SET TASK: In the data below, find each line containing the string "شامل" and return it.

DATA ROWS:
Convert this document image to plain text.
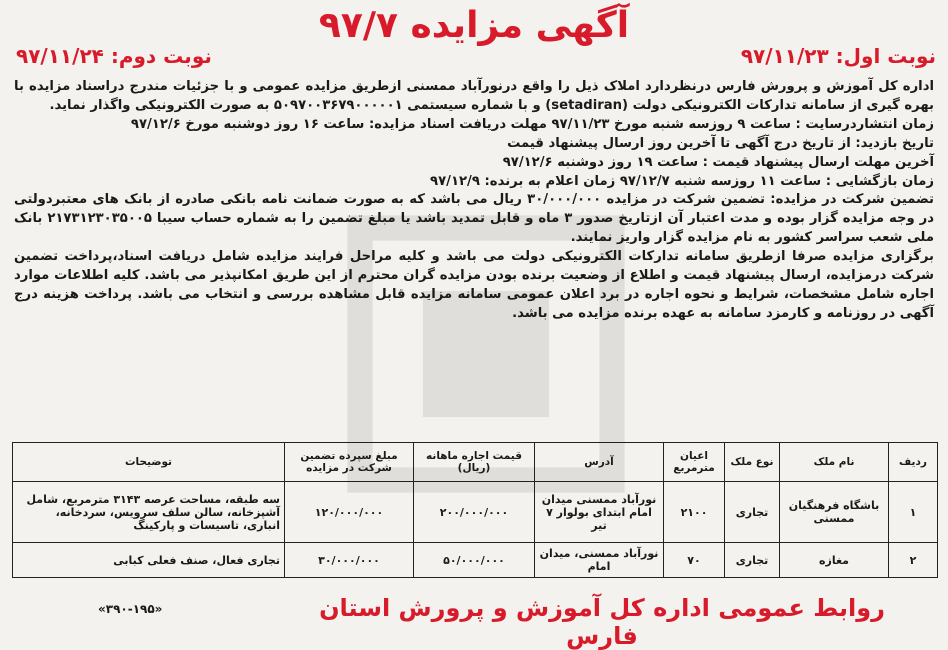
آگهی مزایده ۹۷/۷
نوبت اول: ۹۷/۱۱/۲۳
نوبت دوم: ۹۷/۱۱/۲۴

اداره کل آموزش و پرورش فارس درنظردارد املاک ذیل را واقع درنورآباد ممسنی ازطریق مزایده عمومی و با جزئیات مندرج دراسناد مزایده با بهره گیری از سامانه تدارکات الکترونیکی دولت (setadiran) و با شماره سیستمی ۵۰۹۷۰۰۳۶۷۹۰۰۰۰۰۱ به صورت الکترونیکی واگذار نماید.

زمان انتشاردرسایت : ساعت ۹ روزسه شنبه مورخ ۹۷/۱۱/۲۳ مهلت دریافت اسناد مزایده: ساعت ۱۶ روز دوشنبه مورخ ۹۷/۱۲/۶

تاریخ بازدید: از تاریخ درج آگهی تا آخرین روز ارسال پیشنهاد قیمت

آخرین مهلت ارسال پیشنهاد قیمت : ساعت ۱۹ روز دوشنبه ۹۷/۱۲/۶

زمان بازگشایی : ساعت ۱۱ روزسه شنبه ۹۷/۱۲/۷ زمان اعلام به برنده: ۹۷/۱۲/۹

تضمین شرکت در مزایده: تضمین شرکت در مزایده ۳۰/۰۰۰/۰۰۰ ریال می باشد که به صورت ضمانت نامه بانکی صادره از بانک های معتبردولتی در وجه مزایده گزار بوده و مدت اعتبار آن ازتاریخ صدور ۳ ماه و قابل تمدید باشد یا مبلغ تضمین را به شماره حساب سیبا ۲۱۷۳۱۲۳۰۳۵۰۰۵ بانک ملی شعب سراسر کشور به نام مزایده گزار واریز نمایند.

برگزاری مزایده صرفا ازطریق سامانه تدارکات الکترونیکی دولت می باشد و کلیه مراحل فرایند مزایده شامل دریافت اسناد،پرداخت تضمین شرکت درمزایده، ارسال پیشنهاد قیمت و اطلاع از وضعیت برنده بودن مزایده گران محترم از این طریق امکانپذیر می باشد. کلیه اطلاعات موارد اجاره شامل مشخصات، شرایط و نحوه اجاره در برد اعلان عمومی سامانه مزایده قابل مشاهده بررسی و انتخاب می باشد. پرداخت هزینه درج آگهی در روزنامه و کارمزد سامانه به عهده برنده مزایده می باشد.

ردیف	نام ملک	نوع ملک	اعیان مترمربع	آدرس	قیمت اجاره ماهانه (ریال)	مبلغ سپرده تضمین شرکت در مزایده	توضیحات
۱	باشگاه فرهنگیان ممسنی	تجاری	۲۱۰۰	نورآباد ممسنی میدان امام ابتدای بولوار ۷ تیر	۲۰۰/۰۰۰/۰۰۰	۱۲۰/۰۰۰/۰۰۰	سه طبقه، مساحت عرصه ۳۱۴۳ مترمربع، شامل آشپزخانه، سالن سلف سرویس، سردخانه، انباری، تاسیسات و پارکینگ
۲	مغازه	تجاری	۷۰	نورآباد ممسنی، میدان امام	۵۰/۰۰۰/۰۰۰	۳۰/۰۰۰/۰۰۰	تجاری فعال، صنف فعلی کبابی
روابط عمومی اداره کل آموزش و پرورش استان فارس
«۳۹۰-۱۹۵»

SOLUTION FOR THIS TASK:
برگزاری مزایده صرفا ازطریق سامانه تدارکات الکترونیکی دولت می باشد و کلیه مراحل فرایند مزایده شامل دریافت اسناد،پرداخت تضمین شرکت درمزایده، ارسال پیشنهاد قیمت و اطلاع از وضعیت برنده بودن مزایده گران محترم از این طریق امکانپذیر می باشد. کلیه اطلاعات موارد اجاره شامل مشخصات، شرایط و نحوه اجاره در برد اعلان عمومی سامانه مزایده قابل مشاهده بررسی و انتخاب می باشد. پرداخت هزینه درج آگهی در روزنامه و کارمزد سامانه به عهده برنده مزایده می باشد.
۱	باشگاه فرهنگیان ممسنی	تجاری	۲۱۰۰	نورآباد ممسنی میدان امام ابتدای بولوار ۷ تیر	۲۰۰/۰۰۰/۰۰۰	۱۲۰/۰۰۰/۰۰۰	سه طبقه، مساحت عرصه ۳۱۴۳ مترمربع، شامل آشپزخانه، سالن سلف سرویس، سردخانه، انباری، تاسیسات و پارکینگ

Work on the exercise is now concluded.